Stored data
___

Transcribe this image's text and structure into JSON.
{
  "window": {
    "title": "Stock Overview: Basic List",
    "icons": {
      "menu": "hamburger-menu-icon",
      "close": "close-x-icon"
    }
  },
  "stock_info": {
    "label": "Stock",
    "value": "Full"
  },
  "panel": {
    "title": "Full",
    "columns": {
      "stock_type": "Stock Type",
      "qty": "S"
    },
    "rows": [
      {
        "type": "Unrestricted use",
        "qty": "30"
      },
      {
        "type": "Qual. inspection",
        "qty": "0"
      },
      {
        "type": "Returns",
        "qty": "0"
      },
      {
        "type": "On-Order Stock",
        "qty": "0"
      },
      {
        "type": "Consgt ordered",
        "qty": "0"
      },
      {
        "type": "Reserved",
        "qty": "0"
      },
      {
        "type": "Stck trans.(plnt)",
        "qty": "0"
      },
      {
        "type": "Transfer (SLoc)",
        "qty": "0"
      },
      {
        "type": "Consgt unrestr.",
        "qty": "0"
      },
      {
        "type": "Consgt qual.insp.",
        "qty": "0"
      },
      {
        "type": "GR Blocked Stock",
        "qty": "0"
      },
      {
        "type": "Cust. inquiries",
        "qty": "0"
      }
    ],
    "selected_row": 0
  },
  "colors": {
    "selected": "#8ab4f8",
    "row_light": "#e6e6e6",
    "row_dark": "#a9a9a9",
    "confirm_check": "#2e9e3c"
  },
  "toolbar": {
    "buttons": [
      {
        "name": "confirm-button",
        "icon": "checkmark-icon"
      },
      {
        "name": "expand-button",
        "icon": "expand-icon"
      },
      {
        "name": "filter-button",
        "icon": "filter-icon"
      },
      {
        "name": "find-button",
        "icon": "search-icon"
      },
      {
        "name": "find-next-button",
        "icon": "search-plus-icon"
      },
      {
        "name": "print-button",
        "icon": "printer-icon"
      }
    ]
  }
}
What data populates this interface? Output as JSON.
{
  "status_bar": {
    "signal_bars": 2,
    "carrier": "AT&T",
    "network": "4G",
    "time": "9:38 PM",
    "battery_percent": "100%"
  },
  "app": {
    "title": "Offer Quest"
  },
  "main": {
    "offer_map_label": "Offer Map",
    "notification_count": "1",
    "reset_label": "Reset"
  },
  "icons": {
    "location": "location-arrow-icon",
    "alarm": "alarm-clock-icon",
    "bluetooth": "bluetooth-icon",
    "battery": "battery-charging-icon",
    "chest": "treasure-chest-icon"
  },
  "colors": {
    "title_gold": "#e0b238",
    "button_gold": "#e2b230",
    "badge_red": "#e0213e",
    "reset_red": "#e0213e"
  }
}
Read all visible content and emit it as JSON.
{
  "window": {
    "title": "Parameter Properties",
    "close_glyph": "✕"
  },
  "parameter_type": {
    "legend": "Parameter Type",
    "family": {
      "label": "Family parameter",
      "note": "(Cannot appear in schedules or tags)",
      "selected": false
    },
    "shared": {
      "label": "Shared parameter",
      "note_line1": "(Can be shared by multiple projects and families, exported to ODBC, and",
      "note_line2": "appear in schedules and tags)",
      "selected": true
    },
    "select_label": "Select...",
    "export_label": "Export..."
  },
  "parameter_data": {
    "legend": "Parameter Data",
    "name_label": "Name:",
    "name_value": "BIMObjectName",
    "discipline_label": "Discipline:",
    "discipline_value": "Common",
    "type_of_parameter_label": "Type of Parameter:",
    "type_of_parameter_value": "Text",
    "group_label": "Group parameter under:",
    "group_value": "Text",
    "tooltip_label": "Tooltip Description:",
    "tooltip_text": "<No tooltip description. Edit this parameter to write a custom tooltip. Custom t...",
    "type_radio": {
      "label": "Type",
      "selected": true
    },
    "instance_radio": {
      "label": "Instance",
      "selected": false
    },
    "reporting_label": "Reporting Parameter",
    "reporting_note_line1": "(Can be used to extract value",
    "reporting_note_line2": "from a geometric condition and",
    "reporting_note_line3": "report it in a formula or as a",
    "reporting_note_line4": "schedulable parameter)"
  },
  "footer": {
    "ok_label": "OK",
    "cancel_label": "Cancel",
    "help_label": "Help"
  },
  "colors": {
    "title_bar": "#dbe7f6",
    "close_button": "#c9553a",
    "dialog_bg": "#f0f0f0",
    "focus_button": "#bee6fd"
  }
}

___

◆ Stated exercise ◆
In the entries above, identify each line that includes the string "find", then copy it.

◆ The output ◆
        "name": "find-button",
        "name": "find-next-button",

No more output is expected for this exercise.